____ DATASET ENTRIES
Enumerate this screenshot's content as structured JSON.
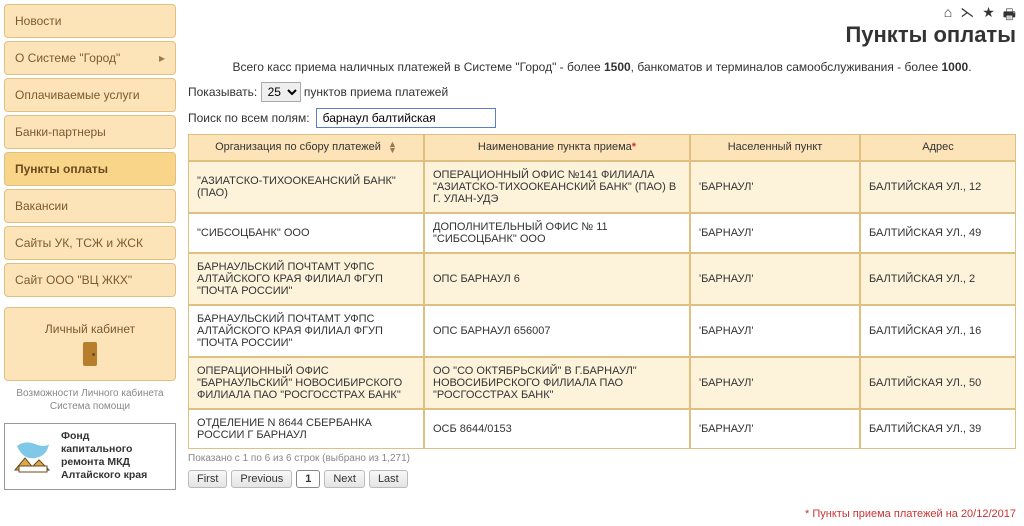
{
  "top_icons": [
    "home",
    "rss",
    "star",
    "print"
  ],
  "page_title": "Пункты оплаты",
  "menu": [
    {
      "label": "Новости",
      "children": false,
      "active": false
    },
    {
      "label": "О Системе \"Город\"",
      "children": true,
      "active": false
    },
    {
      "label": "Оплачиваемые услуги",
      "children": false,
      "active": false
    },
    {
      "label": "Банки-партнеры",
      "children": false,
      "active": false
    },
    {
      "label": "Пункты оплаты",
      "children": false,
      "active": true
    },
    {
      "label": "Вакансии",
      "children": false,
      "active": false
    },
    {
      "label": "Сайты УК, ТСЖ и ЖСК",
      "children": false,
      "active": false
    },
    {
      "label": "Сайт ООО \"ВЦ ЖКХ\"",
      "children": false,
      "active": false
    }
  ],
  "cabinet_label": "Личный кабинет",
  "cabinet_hint": "Возможности Личного кабинета\nСистема помощи",
  "logo_lines": {
    "l1": "Фонд",
    "l2": "капитального",
    "l3": "ремонта МКД",
    "l4": "Алтайского края"
  },
  "intro": {
    "pre": "Всего касс приема наличных платежей в Системе \"Город\" - более ",
    "b1": "1500",
    "mid": ", банкоматов и терминалов самообслуживания - более ",
    "b2": "1000",
    "post": "."
  },
  "show": {
    "label_pre": "Показывать:",
    "value": "25",
    "label_post": "пунктов приема платежей"
  },
  "search": {
    "label": "Поиск по всем полям:",
    "value": "барнаул балтийская"
  },
  "columns": {
    "org": "Организация по сбору платежей",
    "name": "Наименование пункта приема",
    "city": "Населенный пункт",
    "addr": "Адрес"
  },
  "rows": [
    {
      "org": "\"АЗИАТСКО-ТИХООКЕАНСКИЙ БАНК\" (ПАО)",
      "name": "ОПЕРАЦИОННЫЙ ОФИС №141 ФИЛИАЛА \"АЗИАТСКО-ТИХООКЕАНСКИЙ БАНК\" (ПАО) В Г. УЛАН-УДЭ",
      "city": "'БАРНАУЛ'",
      "addr": "БАЛТИЙСКАЯ УЛ., 12"
    },
    {
      "org": "\"СИБСОЦБАНК\" ООО",
      "name": "ДОПОЛНИТЕЛЬНЫЙ ОФИС № 11 \"СИБСОЦБАНК\" ООО",
      "city": "'БАРНАУЛ'",
      "addr": "БАЛТИЙСКАЯ УЛ., 49"
    },
    {
      "org": "БАРНАУЛЬСКИЙ ПОЧТАМТ УФПС АЛТАЙСКОГО КРАЯ ФИЛИАЛ ФГУП \"ПОЧТА РОССИИ\"",
      "name": "ОПС БАРНАУЛ 6",
      "city": "'БАРНАУЛ'",
      "addr": "БАЛТИЙСКАЯ УЛ., 2"
    },
    {
      "org": "БАРНАУЛЬСКИЙ ПОЧТАМТ УФПС АЛТАЙСКОГО КРАЯ ФИЛИАЛ ФГУП \"ПОЧТА РОССИИ\"",
      "name": "ОПС БАРНАУЛ 656007",
      "city": "'БАРНАУЛ'",
      "addr": "БАЛТИЙСКАЯ УЛ., 16"
    },
    {
      "org": "ОПЕРАЦИОННЫЙ ОФИС \"БАРНАУЛЬСКИЙ\" НОВОСИБИРСКОГО ФИЛИАЛА ПАО \"РОСГОССТРАХ БАНК\"",
      "name": "ОО \"СО ОКТЯБРЬСКИЙ\" В Г.БАРНАУЛ\" НОВОСИБИРСКОГО ФИЛИАЛА ПАО \"РОСГОССТРАХ БАНК\"",
      "city": "'БАРНАУЛ'",
      "addr": "БАЛТИЙСКАЯ УЛ., 50"
    },
    {
      "org": "ОТДЕЛЕНИЕ N 8644 СБЕРБАНКА РОССИИ Г БАРНАУЛ",
      "name": "ОСБ 8644/0153",
      "city": "'БАРНАУЛ'",
      "addr": "БАЛТИЙСКАЯ УЛ., 39"
    }
  ],
  "table_footer": "Показано с 1 по 6 из 6 строк (выбрано из 1,271)",
  "pager": {
    "first": "First",
    "prev": "Previous",
    "page": "1",
    "next": "Next",
    "last": "Last"
  },
  "footnote": "* Пункты приема платежей на 20/12/2017"
}
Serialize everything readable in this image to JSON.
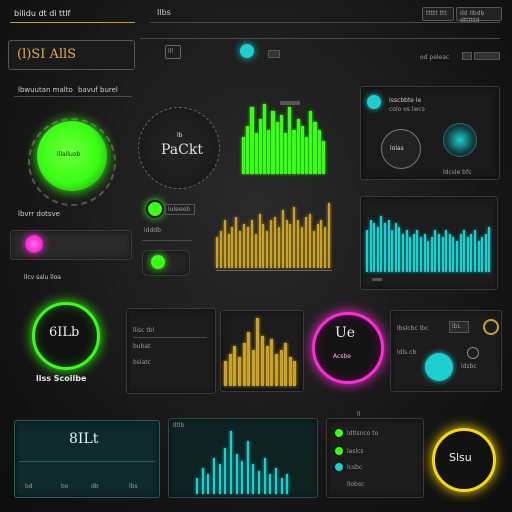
{
  "header": {
    "title": "bilidu dt di ttlf",
    "center_label": "Ilbs",
    "right_button_1": "ttttt ttt",
    "right_button_2": "dd ilbdb dtttttd"
  },
  "toolbar": {
    "brand": "(l)SI AllS",
    "item_icon_label": "lll",
    "right_small": "od peleac"
  },
  "section_labels": {
    "left_header": "lbwuutan malto",
    "left_header_2": "bavuf burel",
    "left_mid": "lbvrr dotsve",
    "left_low": "llcv salu lloa"
  },
  "gauges": {
    "green_gauge_label": "lllalluob",
    "dial_label": "PaCkt",
    "dial_small": "lb",
    "left_ring_label": "6ILb",
    "left_ring_caption": "llss Scoilbe",
    "magenta_ring_label": "Ue",
    "magenta_ring_sub": "Acsbe",
    "yellow_ring_label": "Slsu"
  },
  "info_card": {
    "line1": "Isscbbte le",
    "line2": "colo os lwcs",
    "badge_label": "lolas",
    "footer": "ldcsle bfs"
  },
  "mid_controls": {
    "tag1": "luleeeb",
    "tag2": "ldddb"
  },
  "mini_list": {
    "row1": "llisc tbl",
    "row2": "bubat",
    "row3": "bslatc",
    "footer_right": "lb Ill"
  },
  "bottom_panel": {
    "title": "Iltlb",
    "big_label": "8ILt",
    "nav1": "bd",
    "nav2": "bo",
    "nav3": "db",
    "nav4": "lbs",
    "list_title": "ll",
    "list_rows": [
      "ldtlsnco to",
      "laslcs",
      "lcsbc",
      "llobsc"
    ]
  },
  "teal_list": {
    "row1": "lbslcbc lbc",
    "row2": "ldls cb",
    "row3": "ldsbc",
    "badge": "lbL"
  },
  "colors": {
    "green": "#39ff14",
    "teal": "#1ecfcf",
    "amber": "#c9a227",
    "magenta": "#ff2bd6",
    "yellow": "#f5d90a"
  },
  "chart_data": [
    {
      "type": "bar",
      "values": [
        0.5,
        0.65,
        0.9,
        0.55,
        0.75,
        0.95,
        0.6,
        0.85,
        0.7,
        0.8,
        0.55,
        0.9,
        0.6,
        0.75,
        0.65,
        0.5,
        0.85,
        0.7,
        0.6,
        0.45
      ]
    },
    {
      "type": "bar",
      "values": [
        0.45,
        0.55,
        0.7,
        0.5,
        0.6,
        0.75,
        0.55,
        0.65,
        0.6,
        0.7,
        0.5,
        0.8,
        0.65,
        0.55,
        0.7,
        0.75,
        0.6,
        0.85,
        0.7,
        0.65,
        0.9,
        0.7,
        0.6,
        0.75,
        0.8,
        0.55,
        0.65,
        0.7,
        0.6,
        0.95
      ]
    },
    {
      "type": "bar",
      "values": [
        0.6,
        0.75,
        0.7,
        0.65,
        0.8,
        0.7,
        0.75,
        0.6,
        0.7,
        0.65,
        0.55,
        0.6,
        0.5,
        0.55,
        0.6,
        0.5,
        0.55,
        0.45,
        0.5,
        0.6,
        0.55,
        0.5,
        0.6,
        0.55,
        0.5,
        0.45,
        0.55,
        0.6,
        0.5,
        0.55,
        0.6,
        0.45,
        0.5,
        0.55,
        0.65
      ]
    },
    {
      "type": "bar",
      "values": [
        0.35,
        0.45,
        0.55,
        0.4,
        0.6,
        0.75,
        0.5,
        0.95,
        0.7,
        0.55,
        0.65,
        0.45,
        0.5,
        0.6,
        0.4,
        0.35
      ]
    },
    {
      "type": "bar",
      "values": [
        0.25,
        0.4,
        0.3,
        0.55,
        0.45,
        0.7,
        0.95,
        0.6,
        0.5,
        0.8,
        0.45,
        0.35,
        0.55,
        0.3,
        0.4,
        0.25,
        0.3
      ]
    }
  ]
}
________
-- GIVEN EXERCISE --
Show the lines of the records that contain the word "более".

-- SOLUTION TO THE PROBLEM --
    "pre": "Всего касс приема наличных платежей в Системе \"Город\" - более ",
    "mid": ", банкоматов и терминалов самообслуживания - более ",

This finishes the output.